Instruction: Can you quote the raspberry white chocolate cookie recipe word for word, from "Complete list of" to "See tips below!"?

Document passage:
These soft and chewy Raspberry White Chocolate Cookies are packed with sweet, juicy flavor and are simple to make with this easy drop cookie recipe.
I am just in love with these soft, chewy, buttery sugar cookies packed with white chocolate and bursts of fresh raspberries. It often amazes me what we can accomplish in the kitchen with a handful of ingredients and a little bit of time, and these Raspberry White Chocolate Cookies are no exception!
These uncommon but incredibly tasty cookies are sure to become a favorite, no matter if it’s summer raspberry season, or the middle of winter.
And for more creamy white chocolate goodness, make some classic White Chocolate Macadamia Nut Cookies!
Cookies With Fresh Raspberries
- Juicy Berries in Every Bite! The best thing about these cookies is the amazing bright flavor that comes from juicy fresh raspberries. The berries also add a gorgeous bit of dark red color that makes these cookies as beautiful as they are delicious.
- Easy No-Chill Drop Cookie Recipe. It will take you about 15 minutes to get this cookie dough ready and you don’t need to chill it before you start baking. This means that you’ll have raspberry white chocolate cookies ready to eat in less than a half hour.
- Fun and Festive. I love how these cookies are naturally colored to be red and white – perfect for Christmas or Valentine’s Day, and without any food dyes!
Complete list of ingredients with quantities and instructions is located in the recipe card below
- Raspberries: These cookies are going to be best if you add fresh, ripe raspberries to the dough. Rather than chopping them, gently pull the berries apart into smaller pieces first. You can also use frozen berries. See tips below!
- White Chocolate: Chop up a good quality white chocolate bar to get chunks in various sizes. Every bite will be filled with the creamy sweet flavor.
- Unsalted Butter: Allow the butter to soften at room temperature before starting this recipe.
- Eggs: Because the berries add extra moisture to this recipe, we’re leaving out one of the egg whites. You’ll need one whole egg plus one egg yolk.
- Baking Soda and Baking Powder: These give the cookies the perfect amount of lift in the oven.
- Sugar: This rich cookie is made with both white and brown sugar so it has the best of both: a soft texture with lightly crisp edges.
- Pure Vanilla Extract: I suggest that you use the best quality pure vanilla extract that you can for this recipe. Vanilla elevates the other simple flavors in this cookie to the best level!
How To Make Raspberry White Chocolate Cookies
To start, preheat the oven to 350°F (180°C), or 160°C if using a fan oven. Line three baking sheets with parchment and set aside.
- Mix the Dry Ingredients: In a medium bowl, whisk together the flour, baking soda, salt and baking powder. Set the bowl aside.
- Mix the Wet Ingredients: In a large bowl, cream together the butter, granulated sugar, and brown sugar until light and fluffy, about 3-4 minutes. Add the egg, egg yolk, and vanilla and mix well.
- Combine: Add the flour mixture to the butter mixture in 2 or 3 smaller additions, mixing just until the flour is incorporated.

Dataset excerpts:
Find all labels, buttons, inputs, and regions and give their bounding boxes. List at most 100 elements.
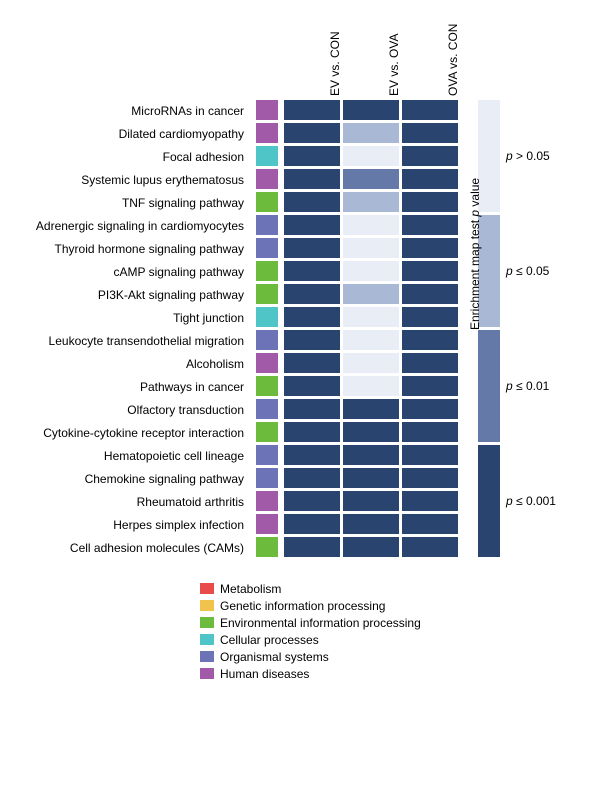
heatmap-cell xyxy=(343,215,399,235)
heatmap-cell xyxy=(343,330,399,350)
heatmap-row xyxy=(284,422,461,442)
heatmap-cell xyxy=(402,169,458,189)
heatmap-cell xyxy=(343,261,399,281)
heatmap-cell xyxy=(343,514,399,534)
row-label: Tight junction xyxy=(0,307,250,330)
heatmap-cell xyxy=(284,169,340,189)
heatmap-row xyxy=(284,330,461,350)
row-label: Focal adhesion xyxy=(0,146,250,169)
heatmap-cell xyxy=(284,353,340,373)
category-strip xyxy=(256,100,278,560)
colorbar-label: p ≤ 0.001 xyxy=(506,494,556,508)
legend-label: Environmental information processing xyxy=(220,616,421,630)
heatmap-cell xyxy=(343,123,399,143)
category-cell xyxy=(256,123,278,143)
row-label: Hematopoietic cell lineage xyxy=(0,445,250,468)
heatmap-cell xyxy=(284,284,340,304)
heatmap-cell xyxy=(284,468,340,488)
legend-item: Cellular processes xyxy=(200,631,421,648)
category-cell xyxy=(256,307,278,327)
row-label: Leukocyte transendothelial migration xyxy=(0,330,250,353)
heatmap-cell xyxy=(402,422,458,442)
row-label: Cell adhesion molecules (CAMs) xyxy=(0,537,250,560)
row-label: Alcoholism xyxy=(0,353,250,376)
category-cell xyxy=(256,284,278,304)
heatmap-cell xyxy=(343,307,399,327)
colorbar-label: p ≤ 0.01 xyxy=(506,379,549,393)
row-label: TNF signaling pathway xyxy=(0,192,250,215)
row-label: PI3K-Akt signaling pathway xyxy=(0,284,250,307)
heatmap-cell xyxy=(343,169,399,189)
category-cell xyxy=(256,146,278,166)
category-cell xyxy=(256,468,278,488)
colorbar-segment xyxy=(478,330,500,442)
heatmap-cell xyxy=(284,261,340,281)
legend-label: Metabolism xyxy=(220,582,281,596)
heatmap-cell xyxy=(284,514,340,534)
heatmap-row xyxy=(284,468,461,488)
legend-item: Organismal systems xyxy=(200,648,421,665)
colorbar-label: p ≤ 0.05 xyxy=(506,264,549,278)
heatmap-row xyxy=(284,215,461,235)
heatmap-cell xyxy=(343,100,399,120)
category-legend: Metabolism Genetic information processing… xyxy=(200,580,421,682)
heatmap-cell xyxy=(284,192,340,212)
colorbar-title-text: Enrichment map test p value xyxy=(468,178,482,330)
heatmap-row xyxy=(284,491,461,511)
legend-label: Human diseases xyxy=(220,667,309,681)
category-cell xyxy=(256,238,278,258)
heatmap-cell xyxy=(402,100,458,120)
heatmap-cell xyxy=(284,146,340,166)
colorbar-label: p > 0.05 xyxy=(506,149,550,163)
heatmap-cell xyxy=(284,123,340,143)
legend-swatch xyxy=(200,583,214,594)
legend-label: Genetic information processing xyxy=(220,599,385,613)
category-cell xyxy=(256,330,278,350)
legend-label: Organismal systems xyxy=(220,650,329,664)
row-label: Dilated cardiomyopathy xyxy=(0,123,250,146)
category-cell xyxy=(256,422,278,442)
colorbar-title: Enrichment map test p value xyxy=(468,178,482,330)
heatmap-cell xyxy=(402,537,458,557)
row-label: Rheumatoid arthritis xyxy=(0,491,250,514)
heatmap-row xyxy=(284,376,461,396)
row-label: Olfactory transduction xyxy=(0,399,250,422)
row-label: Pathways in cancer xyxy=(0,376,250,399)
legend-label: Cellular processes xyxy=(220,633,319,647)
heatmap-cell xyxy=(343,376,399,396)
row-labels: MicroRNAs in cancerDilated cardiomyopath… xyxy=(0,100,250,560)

The completed task:
Complete list of ingredients with quantities and instructions is located in the recipe card below
- Raspberries: These cookies are going to be best if you add fresh, ripe raspberries to the dough. Rather than chopping them, gently pull the berries apart into smaller pieces first. You can also use frozen berries. See tips below!